Begin

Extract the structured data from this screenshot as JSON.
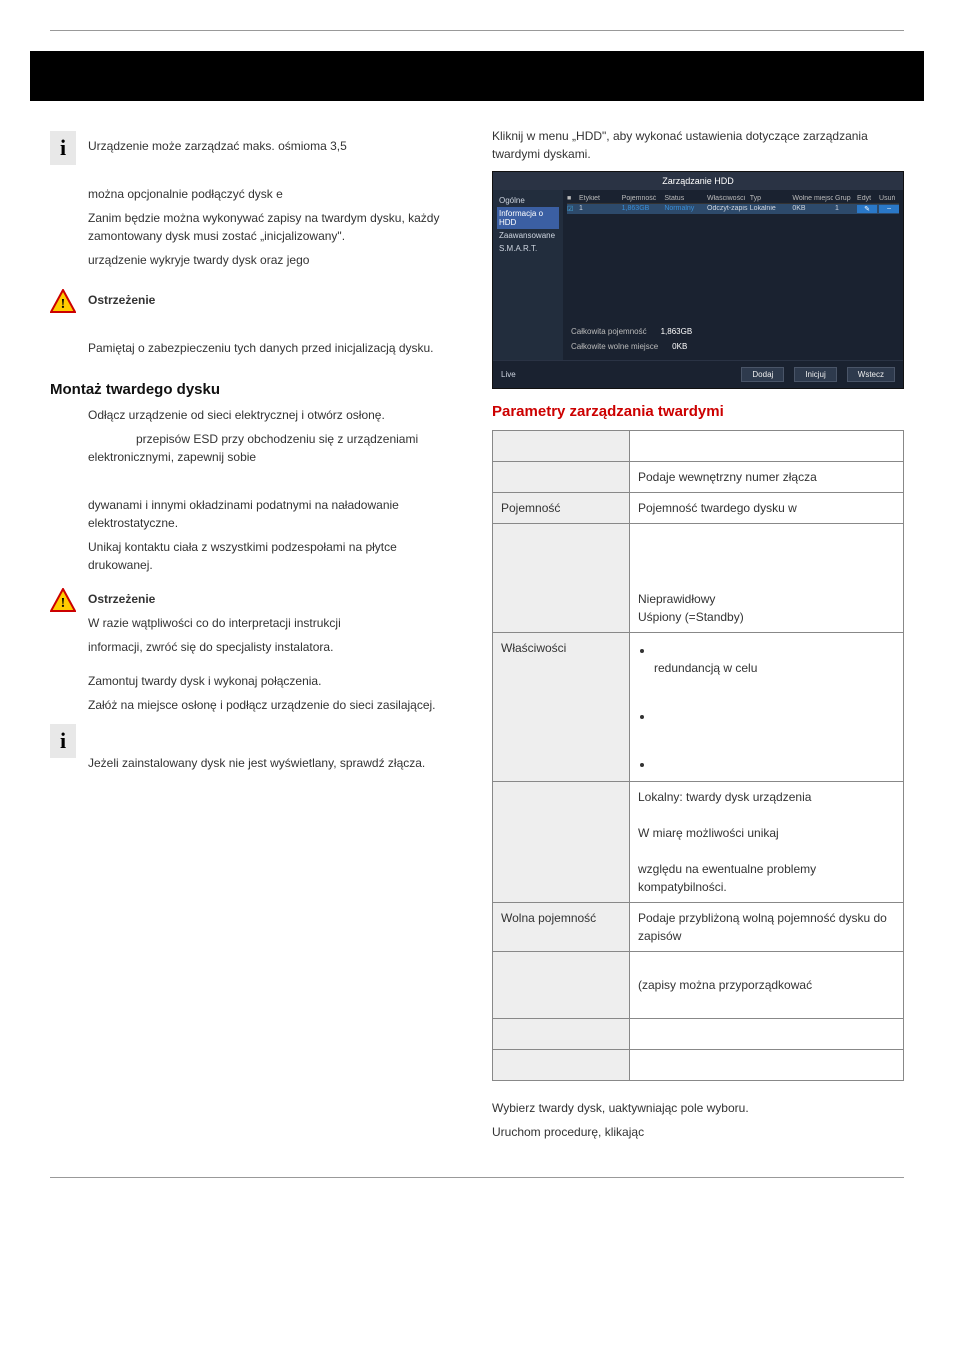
{
  "intro": {
    "para1": "Kliknij w menu „HDD\", aby wykonać ustawienia dotyczące zarządzania twardymi dyskami."
  },
  "info1": {
    "line1": "Urządzenie może zarządzać maks. ośmioma 3,5",
    "line2": "można opcjonalnie podłączyć dysk e",
    "line3": "Zanim będzie można wykonywać zapisy na twardym dysku, każdy zamontowany dysk musi zostać „inicjalizowany\".",
    "line4": "urządzenie wykryje twardy dysk oraz jego"
  },
  "warn1": {
    "title": "Ostrzeżenie",
    "text": "Pamiętaj o zabezpieczeniu tych danych przed inicjalizacją dysku."
  },
  "mount": {
    "heading": "Montaż twardego dysku",
    "p1": "Odłącz urządzenie od sieci elektrycznej i otwórz osłonę.",
    "p2a": "przepisów ESD przy obchodzeniu się z urządzeniami elektronicznymi, zapewnij sobie",
    "p3": "dywanami i innymi okładzinami podatnymi na naładowanie elektrostatyczne.",
    "p4": "Unikaj kontaktu ciała z wszystkimi podzespołami na płytce drukowanej.",
    "warn_title": "Ostrzeżenie",
    "warn_text1": "W razie wątpliwości co do interpretacji instrukcji",
    "warn_text2": "informacji, zwróć się do specjalisty instalatora.",
    "p5": "Zamontuj twardy dysk i wykonaj połączenia.",
    "p6": "Załóż na miejsce osłonę i podłącz urządzenie do sieci zasilającej."
  },
  "info2": {
    "text": "Jeżeli zainstalowany dysk nie jest wyświetlany, sprawdź złącza."
  },
  "hdd_img": {
    "title": "Zarządzanie HDD",
    "side": {
      "ogolne": "Ogólne",
      "info": "Informacja o HDD",
      "zaaw": "Zaawansowane",
      "smart": "S.M.A.R.T."
    },
    "head": {
      "etykieta": "Etykiet",
      "poj": "Pojemność",
      "status": "Status",
      "wlas": "Właściwości",
      "typ": "Typ",
      "wolne": "Wolne miejsc",
      "gr": "Grup",
      "ed": "Edyt",
      "us": "Usuń"
    },
    "row": {
      "num": "1",
      "cap": "1,863GB",
      "status": "Normalny",
      "prop": "Odczyt-zapis",
      "type": "Lokalnie",
      "free": "0KB",
      "grp": "1"
    },
    "sum1l": "Całkowita pojemność",
    "sum1v": "1,863GB",
    "sum2l": "Całkowite wolne miejsce",
    "sum2v": "0KB",
    "live": "Live",
    "btn1": "Dodaj",
    "btn2": "Inicjuj",
    "btn3": "Wstecz"
  },
  "params_heading": "Parametry zarządzania twardymi",
  "table": {
    "r1_right": "Podaje wewnętrzny numer złącza",
    "r2_left": "Pojemność",
    "r2_right": "Pojemność twardego dysku w",
    "r3_right_a": "Nieprawidłowy",
    "r3_right_b": "Uśpiony (=Standby)",
    "r4_left": "Właściwości",
    "r4_bullet1": "redundancją w celu",
    "r5_right_a": "Lokalny: twardy dysk urządzenia",
    "r5_right_b": "W miarę możliwości unikaj",
    "r5_right_c": "względu na ewentualne problemy kompatybilności.",
    "r6_left": "Wolna pojemność",
    "r6_right": "Podaje przybliżoną wolną pojemność dysku do zapisów",
    "r7_right": "(zapisy można przyporządkować"
  },
  "outro": {
    "p1": "Wybierz twardy dysk, uaktywniając pole wyboru.",
    "p2": "Uruchom procedurę, klikając"
  }
}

End

## WHAT IS ASKED
Take the listing and print it again exactly, but without any pictures.

## ANSWER TO THE EXERCISE
Extract the structured data from this screenshot as JSON.
{
  "intro": {
    "para1": "Kliknij w menu „HDD\", aby wykonać ustawienia dotyczące zarządzania twardymi dyskami."
  },
  "info1": {
    "line1": "Urządzenie może zarządzać maks. ośmioma 3,5",
    "line2": "można opcjonalnie podłączyć dysk e",
    "line3": "Zanim będzie można wykonywać zapisy na twardym dysku, każdy zamontowany dysk musi zostać „inicjalizowany\".",
    "line4": "urządzenie wykryje twardy dysk oraz jego"
  },
  "warn1": {
    "title": "Ostrzeżenie",
    "text": "Pamiętaj o zabezpieczeniu tych danych przed inicjalizacją dysku."
  },
  "mount": {
    "heading": "Montaż twardego dysku",
    "p1": "Odłącz urządzenie od sieci elektrycznej i otwórz osłonę.",
    "p2a": "przepisów ESD przy obchodzeniu się z urządzeniami elektronicznymi, zapewnij sobie",
    "p3": "dywanami i innymi okładzinami podatnymi na naładowanie elektrostatyczne.",
    "p4": "Unikaj kontaktu ciała z wszystkimi podzespołami na płytce drukowanej.",
    "warn_title": "Ostrzeżenie",
    "warn_text1": "W razie wątpliwości co do interpretacji instrukcji",
    "warn_text2": "informacji, zwróć się do specjalisty instalatora.",
    "p5": "Zamontuj twardy dysk i wykonaj połączenia.",
    "p6": "Załóż na miejsce osłonę i podłącz urządzenie do sieci zasilającej."
  },
  "info2": {
    "text": "Jeżeli zainstalowany dysk nie jest wyświetlany, sprawdź złącza."
  },
  "hdd_img": {
    "title": "Zarządzanie HDD",
    "side": {
      "ogolne": "Ogólne",
      "info": "Informacja o HDD",
      "zaaw": "Zaawansowane",
      "smart": "S.M.A.R.T."
    },
    "head": {
      "etykieta": "Etykiet",
      "poj": "Pojemność",
      "status": "Status",
      "wlas": "Właściwości",
      "typ": "Typ",
      "wolne": "Wolne miejsc",
      "gr": "Grup",
      "ed": "Edyt",
      "us": "Usuń"
    },
    "row": {
      "num": "1",
      "cap": "1,863GB",
      "status": "Normalny",
      "prop": "Odczyt-zapis",
      "type": "Lokalnie",
      "free": "0KB",
      "grp": "1"
    },
    "sum1l": "Całkowita pojemność",
    "sum1v": "1,863GB",
    "sum2l": "Całkowite wolne miejsce",
    "sum2v": "0KB",
    "live": "Live",
    "btn1": "Dodaj",
    "btn2": "Inicjuj",
    "btn3": "Wstecz"
  },
  "params_heading": "Parametry zarządzania twardymi",
  "table": {
    "r1_right": "Podaje wewnętrzny numer złącza",
    "r2_left": "Pojemność",
    "r2_right": "Pojemność twardego dysku w",
    "r3_right_a": "Nieprawidłowy",
    "r3_right_b": "Uśpiony (=Standby)",
    "r4_left": "Właściwości",
    "r4_bullet1": "redundancją w celu",
    "r5_right_a": "Lokalny: twardy dysk urządzenia",
    "r5_right_b": "W miarę możliwości unikaj",
    "r5_right_c": "względu na ewentualne problemy kompatybilności.",
    "r6_left": "Wolna pojemność",
    "r6_right": "Podaje przybliżoną wolną pojemność dysku do zapisów",
    "r7_right": "(zapisy można przyporządkować"
  },
  "outro": {
    "p1": "Wybierz twardy dysk, uaktywniając pole wyboru.",
    "p2": "Uruchom procedurę, klikając"
  }
}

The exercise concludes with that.